**Exercise description**
Without altering anything, repeat each of the records.

################

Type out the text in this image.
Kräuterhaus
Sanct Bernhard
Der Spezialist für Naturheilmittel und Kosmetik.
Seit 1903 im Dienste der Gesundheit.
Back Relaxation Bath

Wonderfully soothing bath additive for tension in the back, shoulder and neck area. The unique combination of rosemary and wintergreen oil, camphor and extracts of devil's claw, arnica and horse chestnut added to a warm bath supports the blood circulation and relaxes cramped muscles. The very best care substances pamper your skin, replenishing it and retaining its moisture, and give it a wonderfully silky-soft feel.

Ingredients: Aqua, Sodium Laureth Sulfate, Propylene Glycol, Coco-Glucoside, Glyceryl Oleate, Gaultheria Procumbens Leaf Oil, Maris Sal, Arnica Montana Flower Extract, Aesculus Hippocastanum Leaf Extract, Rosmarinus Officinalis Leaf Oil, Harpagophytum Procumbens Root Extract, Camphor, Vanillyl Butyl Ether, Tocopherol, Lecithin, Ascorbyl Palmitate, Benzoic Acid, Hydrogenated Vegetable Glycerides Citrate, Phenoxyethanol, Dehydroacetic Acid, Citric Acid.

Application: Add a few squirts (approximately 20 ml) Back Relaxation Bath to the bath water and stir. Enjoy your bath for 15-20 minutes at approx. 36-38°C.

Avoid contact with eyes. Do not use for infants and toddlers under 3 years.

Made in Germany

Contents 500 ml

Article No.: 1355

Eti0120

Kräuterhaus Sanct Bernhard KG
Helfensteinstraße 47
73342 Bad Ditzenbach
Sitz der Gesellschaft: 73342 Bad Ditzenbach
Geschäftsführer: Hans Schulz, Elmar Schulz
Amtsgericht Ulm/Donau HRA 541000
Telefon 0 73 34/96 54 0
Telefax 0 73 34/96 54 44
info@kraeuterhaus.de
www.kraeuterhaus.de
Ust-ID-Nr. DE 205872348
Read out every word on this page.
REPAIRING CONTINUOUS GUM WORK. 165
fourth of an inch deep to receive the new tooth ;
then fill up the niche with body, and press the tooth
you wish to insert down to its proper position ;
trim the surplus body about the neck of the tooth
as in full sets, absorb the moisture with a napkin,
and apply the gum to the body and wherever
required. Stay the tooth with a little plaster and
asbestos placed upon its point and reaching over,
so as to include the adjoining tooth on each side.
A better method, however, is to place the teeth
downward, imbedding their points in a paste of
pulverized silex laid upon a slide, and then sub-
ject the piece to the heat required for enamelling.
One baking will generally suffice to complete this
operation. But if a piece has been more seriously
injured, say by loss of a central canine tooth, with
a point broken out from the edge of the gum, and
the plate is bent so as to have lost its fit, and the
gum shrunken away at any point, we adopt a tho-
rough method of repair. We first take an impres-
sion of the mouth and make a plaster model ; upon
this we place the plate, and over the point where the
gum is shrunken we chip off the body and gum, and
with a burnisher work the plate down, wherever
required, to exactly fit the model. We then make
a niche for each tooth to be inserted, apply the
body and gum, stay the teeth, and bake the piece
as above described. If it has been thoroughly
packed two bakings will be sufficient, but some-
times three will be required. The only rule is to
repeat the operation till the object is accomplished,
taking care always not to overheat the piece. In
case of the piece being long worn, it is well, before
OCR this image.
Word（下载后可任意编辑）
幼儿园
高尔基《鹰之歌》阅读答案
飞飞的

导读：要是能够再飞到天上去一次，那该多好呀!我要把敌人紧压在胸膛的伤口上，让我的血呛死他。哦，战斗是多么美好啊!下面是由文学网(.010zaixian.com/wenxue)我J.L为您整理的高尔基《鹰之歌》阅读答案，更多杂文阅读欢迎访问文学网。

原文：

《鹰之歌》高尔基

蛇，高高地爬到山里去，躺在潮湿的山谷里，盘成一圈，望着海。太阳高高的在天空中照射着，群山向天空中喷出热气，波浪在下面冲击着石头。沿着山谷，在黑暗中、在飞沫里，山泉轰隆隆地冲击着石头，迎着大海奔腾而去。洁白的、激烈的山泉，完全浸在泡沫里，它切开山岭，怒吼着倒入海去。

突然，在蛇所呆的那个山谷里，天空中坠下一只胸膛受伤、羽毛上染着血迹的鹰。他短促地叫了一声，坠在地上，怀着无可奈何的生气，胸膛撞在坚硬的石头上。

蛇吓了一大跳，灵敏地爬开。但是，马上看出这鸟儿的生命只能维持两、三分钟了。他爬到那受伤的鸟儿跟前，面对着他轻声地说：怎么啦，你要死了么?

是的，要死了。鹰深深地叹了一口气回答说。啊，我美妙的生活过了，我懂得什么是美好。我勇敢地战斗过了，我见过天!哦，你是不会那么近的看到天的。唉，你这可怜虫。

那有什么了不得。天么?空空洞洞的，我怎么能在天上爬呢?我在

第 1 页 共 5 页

################

**Solution to this exercise**
Type out the text in this image.
Kräuterhaus
Sanct Bernhard
Der Spezialist für Naturheilmittel und Kosmetik.
Seit 1903 im Dienste der Gesundheit.
Back Relaxation Bath

Wonderfully soothing bath additive for tension in the back, shoulder and neck area. The unique combination of rosemary and wintergreen oil, camphor and extracts of devil's claw, arnica and horse chestnut added to a warm bath supports the blood circulation and relaxes cramped muscles. The very best care substances pamper your skin, replenishing it and retaining its moisture, and give it a wonderfully silky-soft feel.

Ingredients: Aqua, Sodium Laureth Sulfate, Propylene Glycol, Coco-Glucoside, Glyceryl Oleate, Gaultheria Procumbens Leaf Oil, Maris Sal, Arnica Montana Flower Extract, Aesculus Hippocastanum Leaf Extract, Rosmarinus Officinalis Leaf Oil, Harpagophytum Procumbens Root Extract, Camphor, Vanillyl Butyl Ether, Tocopherol, Lecithin, Ascorbyl Palmitate, Benzoic Acid, Hydrogenated Vegetable Glycerides Citrate, Phenoxyethanol, Dehydroacetic Acid, Citric Acid.

Application: Add a few squirts (approximately 20 ml) Back Relaxation Bath to the bath water and stir. Enjoy your bath for 15-20 minutes at approx. 36-38°C.

Avoid contact with eyes. Do not use for infants and toddlers under 3 years.

Made in Germany

Contents 500 ml

Article No.: 1355

Eti0120

Kräuterhaus Sanct Bernhard KG
Helfensteinstraße 47
73342 Bad Ditzenbach
Sitz der Gesellschaft: 73342 Bad Ditzenbach
Geschäftsführer: Hans Schulz, Elmar Schulz
Amtsgericht Ulm/Donau HRA 541000
Telefon 0 73 34/96 54 0
Telefax 0 73 34/96 54 44
info@kraeuterhaus.de
www.kraeuterhaus.de
Ust-ID-Nr. DE 205872348
Read out every word on this page.
REPAIRING CONTINUOUS GUM WORK. 165
fourth of an inch deep to receive the new tooth ;
then fill up the niche with body, and press the tooth
you wish to insert down to its proper position ;
trim the surplus body about the neck of the tooth
as in full sets, absorb the moisture with a napkin,
and apply the gum to the body and wherever
required. Stay the tooth with a little plaster and
asbestos placed upon its point and reaching over,
so as to include the adjoining tooth on each side.
A better method, however, is to place the teeth
downward, imbedding their points in a paste of
pulverized silex laid upon a slide, and then sub-
ject the piece to the heat required for enamelling.
One baking will generally suffice to complete this
operation. But if a piece has been more seriously
injured, say by loss of a central canine tooth, with
a point broken out from the edge of the gum, and
the plate is bent so as to have lost its fit, and the
gum shrunken away at any point, we adopt a tho-
rough method of repair. We first take an impres-
sion of the mouth and make a plaster model ; upon
this we place the plate, and over the point where the
gum is shrunken we chip off the body and gum, and
with a burnisher work the plate down, wherever
required, to exactly fit the model. We then make
a niche for each tooth to be inserted, apply the
body and gum, stay the teeth, and bake the piece
as above described. If it has been thoroughly
packed two bakings will be sufficient, but some-
times three will be required. The only rule is to
repeat the operation till the object is accomplished,
taking care always not to overheat the piece. In
case of the piece being long worn, it is well, before
OCR this image.
Word（下载后可任意编辑）
幼儿园
高尔基《鹰之歌》阅读答案
飞飞的

导读：要是能够再飞到天上去一次，那该多好呀!我要把敌人紧压在胸膛的伤口上，让我的血呛死他。哦，战斗是多么美好啊!下面是由文学网(.010zaixian.com/wenxue)我J.L为您整理的高尔基《鹰之歌》阅读答案，更多杂文阅读欢迎访问文学网。

原文：

《鹰之歌》高尔基

蛇，高高地爬到山里去，躺在潮湿的山谷里，盘成一圈，望着海。太阳高高的在天空中照射着，群山向天空中喷出热气，波浪在下面冲击着石头。沿着山谷，在黑暗中、在飞沫里，山泉轰隆隆地冲击着石头，迎着大海奔腾而去。洁白的、激烈的山泉，完全浸在泡沫里，它切开山岭，怒吼着倒入海去。

突然，在蛇所呆的那个山谷里，天空中坠下一只胸膛受伤、羽毛上染着血迹的鹰。他短促地叫了一声，坠在地上，怀着无可奈何的生气，胸膛撞在坚硬的石头上。

蛇吓了一大跳，灵敏地爬开。但是，马上看出这鸟儿的生命只能维持两、三分钟了。他爬到那受伤的鸟儿跟前，面对着他轻声地说：怎么啦，你要死了么?

是的，要死了。鹰深深地叹了一口气回答说。啊，我美妙的生活过了，我懂得什么是美好。我勇敢地战斗过了，我见过天!哦，你是不会那么近的看到天的。唉，你这可怜虫。

那有什么了不得。天么?空空洞洞的，我怎么能在天上爬呢?我在

第 1 页 共 5 页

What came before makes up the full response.